[WHAT THE EXERCISE ASKS]: Restate, word for word, all of the material shown below.

A block of data

--------------------------------

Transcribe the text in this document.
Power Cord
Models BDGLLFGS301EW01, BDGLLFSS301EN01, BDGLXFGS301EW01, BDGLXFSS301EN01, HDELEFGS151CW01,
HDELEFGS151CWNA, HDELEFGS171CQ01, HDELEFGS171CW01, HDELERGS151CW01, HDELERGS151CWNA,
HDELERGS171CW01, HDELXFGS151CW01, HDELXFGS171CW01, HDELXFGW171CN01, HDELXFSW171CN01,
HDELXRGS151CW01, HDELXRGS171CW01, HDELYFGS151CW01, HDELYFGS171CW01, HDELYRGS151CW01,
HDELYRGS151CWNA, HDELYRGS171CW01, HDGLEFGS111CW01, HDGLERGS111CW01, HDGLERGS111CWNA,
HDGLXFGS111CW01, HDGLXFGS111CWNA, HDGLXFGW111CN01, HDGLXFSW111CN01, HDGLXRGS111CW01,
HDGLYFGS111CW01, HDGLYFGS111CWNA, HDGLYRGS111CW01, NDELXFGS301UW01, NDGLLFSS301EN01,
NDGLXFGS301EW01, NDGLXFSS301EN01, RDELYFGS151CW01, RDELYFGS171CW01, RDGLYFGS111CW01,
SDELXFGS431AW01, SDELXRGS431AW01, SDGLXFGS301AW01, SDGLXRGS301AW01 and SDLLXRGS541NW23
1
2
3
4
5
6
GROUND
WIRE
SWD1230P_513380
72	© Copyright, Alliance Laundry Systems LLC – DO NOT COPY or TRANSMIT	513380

--------------------------------

[RESULT]:
Transcribe the text in this document.
Power Cord
Models BDGLLFGS301EW01, BDGLLFSS301EN01, BDGLXFGS301EW01, BDGLXFSS301EN01, HDELEFGS151CW01,
HDELEFGS151CWNA, HDELEFGS171CQ01, HDELEFGS171CW01, HDELERGS151CW01, HDELERGS151CWNA,
HDELERGS171CW01, HDELXFGS151CW01, HDELXFGS171CW01, HDELXFGW171CN01, HDELXFSW171CN01,
HDELXRGS151CW01, HDELXRGS171CW01, HDELYFGS151CW01, HDELYFGS171CW01, HDELYRGS151CW01,
HDELYRGS151CWNA, HDELYRGS171CW01, HDGLEFGS111CW01, HDGLERGS111CW01, HDGLERGS111CWNA,
HDGLXFGS111CW01, HDGLXFGS111CWNA, HDGLXFGW111CN01, HDGLXFSW111CN01, HDGLXRGS111CW01,
HDGLYFGS111CW01, HDGLYFGS111CWNA, HDGLYRGS111CW01, NDELXFGS301UW01, NDGLLFSS301EN01,
NDGLXFGS301EW01, NDGLXFSS301EN01, RDELYFGS151CW01, RDELYFGS171CW01, RDGLYFGS111CW01,
SDELXFGS431AW01, SDELXRGS431AW01, SDGLXFGS301AW01, SDGLXRGS301AW01 and SDLLXRGS541NW23
1
2
3
4
5
6
GROUND
WIRE
SWD1230P_513380
72	© Copyright, Alliance Laundry Systems LLC – DO NOT COPY or TRANSMIT	513380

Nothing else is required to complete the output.